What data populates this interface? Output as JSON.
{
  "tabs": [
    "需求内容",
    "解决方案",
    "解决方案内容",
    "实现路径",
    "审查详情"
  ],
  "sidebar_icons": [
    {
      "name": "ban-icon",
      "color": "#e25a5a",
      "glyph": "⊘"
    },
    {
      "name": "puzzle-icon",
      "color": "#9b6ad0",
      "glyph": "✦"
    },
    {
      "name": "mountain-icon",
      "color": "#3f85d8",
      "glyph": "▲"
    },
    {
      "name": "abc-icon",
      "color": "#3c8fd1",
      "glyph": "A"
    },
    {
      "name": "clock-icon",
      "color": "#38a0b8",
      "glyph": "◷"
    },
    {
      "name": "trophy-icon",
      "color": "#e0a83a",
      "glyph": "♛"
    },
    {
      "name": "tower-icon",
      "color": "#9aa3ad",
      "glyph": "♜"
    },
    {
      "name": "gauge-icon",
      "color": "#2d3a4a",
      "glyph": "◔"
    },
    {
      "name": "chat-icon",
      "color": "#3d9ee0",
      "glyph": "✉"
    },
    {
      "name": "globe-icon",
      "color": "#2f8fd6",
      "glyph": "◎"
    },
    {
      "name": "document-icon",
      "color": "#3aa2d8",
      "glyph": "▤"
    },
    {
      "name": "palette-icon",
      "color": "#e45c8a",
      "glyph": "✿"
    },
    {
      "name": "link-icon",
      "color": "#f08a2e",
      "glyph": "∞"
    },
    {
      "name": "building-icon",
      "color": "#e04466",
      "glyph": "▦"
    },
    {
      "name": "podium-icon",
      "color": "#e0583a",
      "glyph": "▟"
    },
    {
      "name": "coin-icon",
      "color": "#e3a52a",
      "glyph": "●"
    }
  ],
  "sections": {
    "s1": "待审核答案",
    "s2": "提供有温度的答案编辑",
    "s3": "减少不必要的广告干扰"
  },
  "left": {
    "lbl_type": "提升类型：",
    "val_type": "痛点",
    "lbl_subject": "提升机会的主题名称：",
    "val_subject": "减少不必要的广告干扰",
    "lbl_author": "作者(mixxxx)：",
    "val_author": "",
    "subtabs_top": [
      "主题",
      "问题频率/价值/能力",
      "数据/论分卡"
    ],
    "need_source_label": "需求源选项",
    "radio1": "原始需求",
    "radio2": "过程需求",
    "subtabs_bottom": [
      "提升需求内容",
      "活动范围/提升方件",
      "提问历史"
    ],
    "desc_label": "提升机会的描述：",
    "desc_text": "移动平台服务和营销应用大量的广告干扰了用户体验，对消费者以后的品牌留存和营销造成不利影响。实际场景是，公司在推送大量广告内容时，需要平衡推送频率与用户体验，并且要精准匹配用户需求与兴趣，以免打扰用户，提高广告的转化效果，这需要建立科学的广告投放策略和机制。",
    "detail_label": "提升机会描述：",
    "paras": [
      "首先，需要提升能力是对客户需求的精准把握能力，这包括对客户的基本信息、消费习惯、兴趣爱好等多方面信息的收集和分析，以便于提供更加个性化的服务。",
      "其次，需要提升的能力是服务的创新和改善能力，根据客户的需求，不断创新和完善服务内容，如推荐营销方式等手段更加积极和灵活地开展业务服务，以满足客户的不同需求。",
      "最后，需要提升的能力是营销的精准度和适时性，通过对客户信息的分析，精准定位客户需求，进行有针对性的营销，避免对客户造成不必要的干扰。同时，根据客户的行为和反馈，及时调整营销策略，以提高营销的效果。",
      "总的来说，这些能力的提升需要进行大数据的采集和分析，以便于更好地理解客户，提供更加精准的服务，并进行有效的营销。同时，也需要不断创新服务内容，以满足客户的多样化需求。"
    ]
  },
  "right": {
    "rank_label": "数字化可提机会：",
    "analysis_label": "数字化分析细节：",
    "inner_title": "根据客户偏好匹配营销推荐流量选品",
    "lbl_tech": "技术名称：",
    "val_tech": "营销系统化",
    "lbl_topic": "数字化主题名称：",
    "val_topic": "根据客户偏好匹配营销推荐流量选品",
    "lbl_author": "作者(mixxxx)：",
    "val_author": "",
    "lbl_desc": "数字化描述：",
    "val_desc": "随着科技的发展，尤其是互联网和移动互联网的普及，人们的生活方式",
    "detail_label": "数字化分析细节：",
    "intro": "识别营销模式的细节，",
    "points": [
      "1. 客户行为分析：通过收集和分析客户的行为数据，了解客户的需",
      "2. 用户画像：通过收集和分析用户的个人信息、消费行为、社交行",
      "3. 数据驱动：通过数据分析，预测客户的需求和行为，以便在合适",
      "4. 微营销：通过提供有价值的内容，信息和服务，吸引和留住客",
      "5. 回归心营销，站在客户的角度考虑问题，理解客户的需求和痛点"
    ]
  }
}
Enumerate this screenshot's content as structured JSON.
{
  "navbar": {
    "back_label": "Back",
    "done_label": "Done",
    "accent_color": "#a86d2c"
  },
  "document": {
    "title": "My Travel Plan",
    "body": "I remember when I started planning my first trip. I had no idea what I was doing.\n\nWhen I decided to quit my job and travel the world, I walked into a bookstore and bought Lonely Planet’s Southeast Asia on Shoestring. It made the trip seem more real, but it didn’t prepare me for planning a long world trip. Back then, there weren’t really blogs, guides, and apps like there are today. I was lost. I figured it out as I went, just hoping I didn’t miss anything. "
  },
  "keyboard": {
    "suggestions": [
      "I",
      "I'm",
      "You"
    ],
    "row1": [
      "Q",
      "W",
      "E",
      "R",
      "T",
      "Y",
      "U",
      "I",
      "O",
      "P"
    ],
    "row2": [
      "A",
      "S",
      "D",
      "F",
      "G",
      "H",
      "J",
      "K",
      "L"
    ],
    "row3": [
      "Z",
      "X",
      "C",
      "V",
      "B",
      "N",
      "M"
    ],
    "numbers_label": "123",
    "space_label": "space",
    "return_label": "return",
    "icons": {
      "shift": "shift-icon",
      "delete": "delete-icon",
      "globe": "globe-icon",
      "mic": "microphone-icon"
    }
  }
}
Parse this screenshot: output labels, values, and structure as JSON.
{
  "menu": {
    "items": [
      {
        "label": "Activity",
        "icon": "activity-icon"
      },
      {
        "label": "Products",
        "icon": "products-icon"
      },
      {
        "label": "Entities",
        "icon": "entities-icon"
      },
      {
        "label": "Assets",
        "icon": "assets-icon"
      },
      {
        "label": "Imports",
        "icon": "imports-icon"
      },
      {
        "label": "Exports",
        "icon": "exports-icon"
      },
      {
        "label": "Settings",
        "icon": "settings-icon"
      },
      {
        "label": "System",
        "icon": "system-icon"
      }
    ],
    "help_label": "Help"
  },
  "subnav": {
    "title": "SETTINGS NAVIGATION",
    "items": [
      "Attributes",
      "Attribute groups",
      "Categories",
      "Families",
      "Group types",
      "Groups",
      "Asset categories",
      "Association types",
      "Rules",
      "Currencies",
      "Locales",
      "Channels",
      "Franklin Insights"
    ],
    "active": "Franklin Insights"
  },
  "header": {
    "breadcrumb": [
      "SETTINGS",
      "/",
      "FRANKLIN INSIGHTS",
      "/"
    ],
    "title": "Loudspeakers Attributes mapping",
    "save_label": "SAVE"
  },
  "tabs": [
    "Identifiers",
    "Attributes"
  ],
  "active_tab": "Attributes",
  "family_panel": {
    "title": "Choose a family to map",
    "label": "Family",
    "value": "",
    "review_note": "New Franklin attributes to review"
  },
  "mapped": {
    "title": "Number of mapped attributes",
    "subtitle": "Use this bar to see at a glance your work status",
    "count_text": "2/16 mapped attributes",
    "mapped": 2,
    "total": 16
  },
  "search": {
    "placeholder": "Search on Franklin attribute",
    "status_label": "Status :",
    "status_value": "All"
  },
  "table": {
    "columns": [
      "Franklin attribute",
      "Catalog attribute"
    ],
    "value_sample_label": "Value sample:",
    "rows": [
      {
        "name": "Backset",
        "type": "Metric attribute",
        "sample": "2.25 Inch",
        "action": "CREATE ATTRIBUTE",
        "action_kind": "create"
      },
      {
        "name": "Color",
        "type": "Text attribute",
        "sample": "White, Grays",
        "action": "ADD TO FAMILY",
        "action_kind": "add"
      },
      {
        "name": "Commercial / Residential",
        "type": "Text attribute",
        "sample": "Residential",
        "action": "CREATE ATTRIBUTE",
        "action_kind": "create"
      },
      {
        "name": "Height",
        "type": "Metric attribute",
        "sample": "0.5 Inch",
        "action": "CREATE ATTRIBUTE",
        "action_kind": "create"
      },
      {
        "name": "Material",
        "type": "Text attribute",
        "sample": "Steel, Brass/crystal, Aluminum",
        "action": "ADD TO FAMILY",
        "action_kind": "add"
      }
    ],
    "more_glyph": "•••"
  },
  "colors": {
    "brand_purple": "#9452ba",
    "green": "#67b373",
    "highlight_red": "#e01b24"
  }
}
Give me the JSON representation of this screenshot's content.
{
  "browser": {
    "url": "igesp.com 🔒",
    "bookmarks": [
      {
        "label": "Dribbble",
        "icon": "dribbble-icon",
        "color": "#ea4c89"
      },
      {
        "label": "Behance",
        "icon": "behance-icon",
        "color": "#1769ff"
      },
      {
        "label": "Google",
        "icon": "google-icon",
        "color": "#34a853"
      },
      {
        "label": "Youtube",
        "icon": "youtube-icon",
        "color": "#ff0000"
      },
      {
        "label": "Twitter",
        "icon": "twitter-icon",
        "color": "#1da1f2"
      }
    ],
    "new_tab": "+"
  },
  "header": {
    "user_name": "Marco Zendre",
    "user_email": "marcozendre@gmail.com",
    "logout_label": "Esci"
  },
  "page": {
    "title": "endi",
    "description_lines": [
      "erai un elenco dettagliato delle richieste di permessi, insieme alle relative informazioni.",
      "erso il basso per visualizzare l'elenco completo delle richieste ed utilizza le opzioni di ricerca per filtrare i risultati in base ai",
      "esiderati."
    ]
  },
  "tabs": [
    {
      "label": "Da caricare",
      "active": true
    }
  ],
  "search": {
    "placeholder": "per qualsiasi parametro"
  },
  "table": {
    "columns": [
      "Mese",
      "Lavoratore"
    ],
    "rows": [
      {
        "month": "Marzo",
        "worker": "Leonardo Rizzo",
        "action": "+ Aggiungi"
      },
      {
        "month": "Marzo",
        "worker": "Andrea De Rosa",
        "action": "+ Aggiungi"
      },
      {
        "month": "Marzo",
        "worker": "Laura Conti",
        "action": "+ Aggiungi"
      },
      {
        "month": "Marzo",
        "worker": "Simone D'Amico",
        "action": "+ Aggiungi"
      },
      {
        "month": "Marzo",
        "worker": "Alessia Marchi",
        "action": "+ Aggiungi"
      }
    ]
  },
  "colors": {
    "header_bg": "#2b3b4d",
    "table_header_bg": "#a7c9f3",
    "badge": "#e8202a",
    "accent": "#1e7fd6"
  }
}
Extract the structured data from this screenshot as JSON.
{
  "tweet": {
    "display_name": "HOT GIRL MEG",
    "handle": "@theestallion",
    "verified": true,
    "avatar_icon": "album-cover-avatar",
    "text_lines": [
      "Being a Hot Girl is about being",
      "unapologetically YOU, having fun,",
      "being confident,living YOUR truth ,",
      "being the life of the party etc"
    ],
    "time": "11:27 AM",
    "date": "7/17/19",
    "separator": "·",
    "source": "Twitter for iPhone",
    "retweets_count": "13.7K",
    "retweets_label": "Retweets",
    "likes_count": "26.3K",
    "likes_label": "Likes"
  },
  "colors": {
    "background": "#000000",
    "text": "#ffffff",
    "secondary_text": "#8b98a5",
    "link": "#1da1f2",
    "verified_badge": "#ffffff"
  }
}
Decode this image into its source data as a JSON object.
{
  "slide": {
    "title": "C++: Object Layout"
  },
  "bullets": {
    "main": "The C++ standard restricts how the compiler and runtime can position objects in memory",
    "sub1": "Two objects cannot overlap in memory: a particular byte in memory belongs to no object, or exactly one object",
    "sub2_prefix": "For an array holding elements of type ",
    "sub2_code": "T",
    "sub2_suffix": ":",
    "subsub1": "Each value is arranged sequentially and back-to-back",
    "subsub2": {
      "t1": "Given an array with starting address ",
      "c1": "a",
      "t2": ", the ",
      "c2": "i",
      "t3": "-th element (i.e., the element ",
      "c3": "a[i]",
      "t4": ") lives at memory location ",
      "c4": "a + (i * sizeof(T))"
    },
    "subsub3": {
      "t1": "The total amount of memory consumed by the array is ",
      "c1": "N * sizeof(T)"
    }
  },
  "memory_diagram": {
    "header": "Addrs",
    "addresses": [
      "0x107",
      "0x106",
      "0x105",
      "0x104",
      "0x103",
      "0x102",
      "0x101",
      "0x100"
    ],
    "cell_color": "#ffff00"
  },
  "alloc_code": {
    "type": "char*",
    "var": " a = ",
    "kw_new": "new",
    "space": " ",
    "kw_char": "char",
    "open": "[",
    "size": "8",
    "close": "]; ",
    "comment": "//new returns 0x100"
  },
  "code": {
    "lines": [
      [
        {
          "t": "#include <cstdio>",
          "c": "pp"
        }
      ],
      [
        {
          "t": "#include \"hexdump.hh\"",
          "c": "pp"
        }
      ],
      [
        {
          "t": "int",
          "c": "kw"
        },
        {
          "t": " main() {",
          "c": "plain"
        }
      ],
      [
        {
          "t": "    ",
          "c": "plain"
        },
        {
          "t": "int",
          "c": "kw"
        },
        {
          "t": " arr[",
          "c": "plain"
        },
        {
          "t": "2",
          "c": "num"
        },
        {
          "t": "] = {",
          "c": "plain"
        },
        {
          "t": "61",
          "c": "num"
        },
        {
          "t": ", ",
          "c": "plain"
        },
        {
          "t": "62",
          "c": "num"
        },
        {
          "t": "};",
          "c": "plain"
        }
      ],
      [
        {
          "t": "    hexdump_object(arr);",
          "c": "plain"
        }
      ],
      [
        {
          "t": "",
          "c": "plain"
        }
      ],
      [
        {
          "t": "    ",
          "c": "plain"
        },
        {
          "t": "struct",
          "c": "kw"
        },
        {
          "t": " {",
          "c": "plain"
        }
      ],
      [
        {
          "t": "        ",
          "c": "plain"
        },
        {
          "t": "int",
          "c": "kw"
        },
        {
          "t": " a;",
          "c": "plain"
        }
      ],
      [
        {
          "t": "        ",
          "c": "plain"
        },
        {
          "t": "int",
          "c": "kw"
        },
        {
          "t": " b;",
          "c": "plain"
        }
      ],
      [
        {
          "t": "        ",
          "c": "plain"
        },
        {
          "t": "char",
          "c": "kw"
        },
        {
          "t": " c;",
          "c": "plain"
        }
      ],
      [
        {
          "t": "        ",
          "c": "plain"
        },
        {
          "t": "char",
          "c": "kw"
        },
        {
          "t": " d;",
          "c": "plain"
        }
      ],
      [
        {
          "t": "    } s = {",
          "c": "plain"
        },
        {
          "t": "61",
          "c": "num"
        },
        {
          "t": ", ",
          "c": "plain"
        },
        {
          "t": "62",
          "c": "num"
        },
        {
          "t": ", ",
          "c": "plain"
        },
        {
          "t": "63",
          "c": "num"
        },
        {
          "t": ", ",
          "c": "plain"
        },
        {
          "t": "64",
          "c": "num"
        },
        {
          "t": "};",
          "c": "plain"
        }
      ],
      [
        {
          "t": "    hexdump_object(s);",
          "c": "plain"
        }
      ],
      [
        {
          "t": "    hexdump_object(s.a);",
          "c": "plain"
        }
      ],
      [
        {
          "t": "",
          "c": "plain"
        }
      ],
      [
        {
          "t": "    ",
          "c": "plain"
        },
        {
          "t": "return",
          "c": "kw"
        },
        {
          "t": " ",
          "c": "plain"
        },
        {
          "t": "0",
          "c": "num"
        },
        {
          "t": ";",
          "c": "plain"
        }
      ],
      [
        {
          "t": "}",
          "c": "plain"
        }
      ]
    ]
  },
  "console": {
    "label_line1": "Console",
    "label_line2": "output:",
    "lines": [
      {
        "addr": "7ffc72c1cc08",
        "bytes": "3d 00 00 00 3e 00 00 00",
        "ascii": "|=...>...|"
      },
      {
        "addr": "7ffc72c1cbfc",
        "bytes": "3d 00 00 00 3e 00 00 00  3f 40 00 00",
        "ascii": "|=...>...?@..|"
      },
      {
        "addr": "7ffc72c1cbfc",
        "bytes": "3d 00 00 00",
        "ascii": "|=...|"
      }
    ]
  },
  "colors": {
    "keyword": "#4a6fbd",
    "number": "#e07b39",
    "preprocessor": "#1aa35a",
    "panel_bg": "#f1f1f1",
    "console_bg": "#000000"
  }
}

* * * * *

Go through the records above, find every line with the word "array", and list those lines.

    "sub2_prefix": "For an array holding elements of type ",
      "t1": "Given an array with starting address ",
      "t1": "The total amount of memory consumed by the array is ",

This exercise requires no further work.